Passage given →
○ ○ ○ ○
I'm so lost here. Mapsum is 10 times slower than a naive FOR loop. What am I doing wrong?
## TOY SETUP: (I tried variations on this, with similar results)
## x is a vector. Energy is a scalar function of x. We wish to mapsum energy over several x's, collected in a matrix called X.
##
## We explore several ways:
## (a) Lucky break: Exploiting that X can be direcly multiplied as a matrix. (1.6s)
## (b) A FOR loop over every x within X. Takes 10 times longer. (6s)
## (c) mapsum: Takes ANOTHER 20 times longer(!!????) (130s!)
## I would have thought that (c) would save significant time over (b). Instead it takes 10 times longer than b. Do you see what I am doing wrong below?
## (In each case, we get the same answer for energy).
tic;
m=601;
n = 599;
ssx=MX.sym('x',m,1); ## symbolic x.
ssX = MX.sym('X', m,n);
ssw = MX.sym('w', m,m);
## Define a somewhat complicated y. Define a Y for the entire X matrix as well.
ccy = 0+ssx;
ccY = 0+ssX;
for ii=1:5; ## where E
ccy = ssw * ccy;
ccy = tanh(ccy);
ccY = ssw * ccY;
ccY = tanh(ccY);
endfor
## actual values:
vvX = randn(m, n);
vvw = randn(m, m);
energy = sumsqr(ccy);
Energy = sumsqr(ccY);
fenergy = Function('fenergy', {ssx, ssw}, {energy});
fEnergy = Function('fEnergy', {ssX, ssw}, {Energy});
## Now, let's measure energy in several ways.
#################################
## (a) Direct matrix way, definiton.
○ ○ ○ ○
Data records →
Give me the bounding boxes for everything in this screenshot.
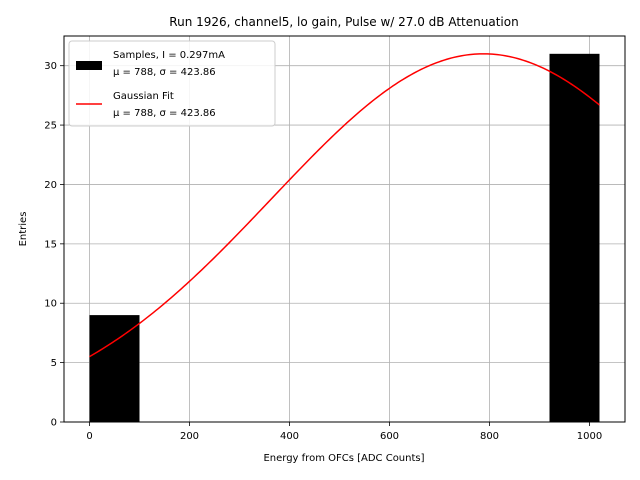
legend-box bbox=[68, 40, 276, 127]
y-tick-label: 15 bbox=[44, 239, 57, 250]
y-axis-ticks: 0 5 10 15 20 25 30 bbox=[44, 61, 64, 429]
x-axis-label: Energy from OFCs [ADC Counts] bbox=[263, 453, 424, 464]
legend-histogram-stats: μ = 788, σ = 423.86 bbox=[113, 67, 216, 78]
legend-fit-stats: μ = 788, σ = 423.86 bbox=[113, 108, 216, 119]
y-tick-label: 10 bbox=[44, 299, 57, 310]
grid bbox=[64, 36, 625, 423]
gaussian-fit-curve bbox=[89, 53, 600, 358]
y-tick-label: 20 bbox=[44, 180, 57, 191]
legend-fit-label: Gaussian Fit bbox=[113, 91, 174, 102]
legend: Samples, I = 0.297mA μ = 788, σ = 423.86… bbox=[68, 40, 276, 127]
x-tick-label: 400 bbox=[280, 431, 299, 442]
y-tick-label: 5 bbox=[51, 358, 57, 369]
legend-histogram-label: Samples, I = 0.297mA bbox=[113, 50, 225, 61]
x-axis-ticks: 0 200 400 600 800 1000 bbox=[86, 422, 602, 442]
x-tick-label: 0 bbox=[86, 431, 92, 442]
x-tick-label: 600 bbox=[380, 431, 399, 442]
x-tick-label: 200 bbox=[180, 431, 199, 442]
histogram-bars bbox=[89, 53, 600, 423]
y-tick-label: 25 bbox=[44, 121, 57, 132]
chart-title: Run 1926, channel5, lo gain, Pulse w/ 27… bbox=[169, 15, 518, 29]
y-axis-label: Entries bbox=[18, 212, 29, 247]
y-tick-label: 0 bbox=[51, 418, 57, 429]
histogram-bar bbox=[89, 315, 140, 422]
fit-curve-group bbox=[89, 53, 600, 358]
legend-histogram-swatch bbox=[76, 61, 102, 70]
plot-frame bbox=[63, 35, 626, 423]
x-tick-label: 800 bbox=[480, 431, 499, 442]
histogram-bar bbox=[549, 53, 600, 423]
x-tick-label: 1000 bbox=[577, 431, 602, 442]
y-tick-label: 30 bbox=[44, 61, 57, 72]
○ ○ ○ ○
Short problem 1 →
Answer the following from the forum post about mapsum running slower than a FOR loop.
(a) How long does the direct matrix approach take, according to the post?
(b) What values are assigned to m and n?
(c) How many times does the loop that builds ccy and ccY run?
Short problem 2 → Quote the stretch of the mapsum forum post from "I'm so lost" through "a matrix. (1.6s)".
Short problem 3 → Extend the forum post about mapsum running slower than a FOR loop, picking up after its last line.

Written reply 1 →
(a) 1.6 seconds.
(b) m is 601 and n is 599.
(c) Five times.

Written reply 2 →
I'm so lost here. Mapsum is 10 times slower than a naive FOR loop. What am I doing wrong?
## TOY SETUP: (I tried variations on this, with similar results)
## x is a vector. Energy is a scalar function of x. We wish to mapsum energy over several x's, collected in a matrix called X.
##
## We explore several ways:
## (a) Lucky break: Exploiting that X can be direcly multiplied as a matrix. (1.6s)

Written reply 3 →
tic;
vEnergy1 = full(fEnergy(vvX, vvw));
tocmy(" done Using matrix.", vEnergy1); ## 1.6s
#################################
## (b) A sum over individual energies:
tic;
vEnergy2=0;
for ii=1:n;
venergy = full(fenergy(vvX(:,ii), vvw));
vEnergy2 += venergy;
endfor
tocmy("done Using individual sums.", vEnergy2); ##
#################################
## (c1) Using mapsum, but directly on values!
tic;
symbolicenergy3 = fenergy.mapsum({vvX, vvw}){1};
## This is an expression over numbers. convert it to an actual number.
dummy = MX.sym('dummy');
fenergy3 = Function('dummy',{dummy},{symbolicenergy3});
venergy3a = full(fenergy3(0));
tocmy(" done Using mapsum on values.", venergy3a); ## 150s
## (c2) Using mapsum, but on ssX
tic;
symbolicenergy3 = fenergy.mapsum({ssX, ssw}){1};
fenergy3 = Function('f',{ssX,ssw},{symbolicenergy3});
venergy3 = full(fenergy3(vvX, vvw));
tocmy(" done Using mapsum on symbols.", venergy3); ## 120s
#################################
(using casadi 3.4.0 on 4.2.2)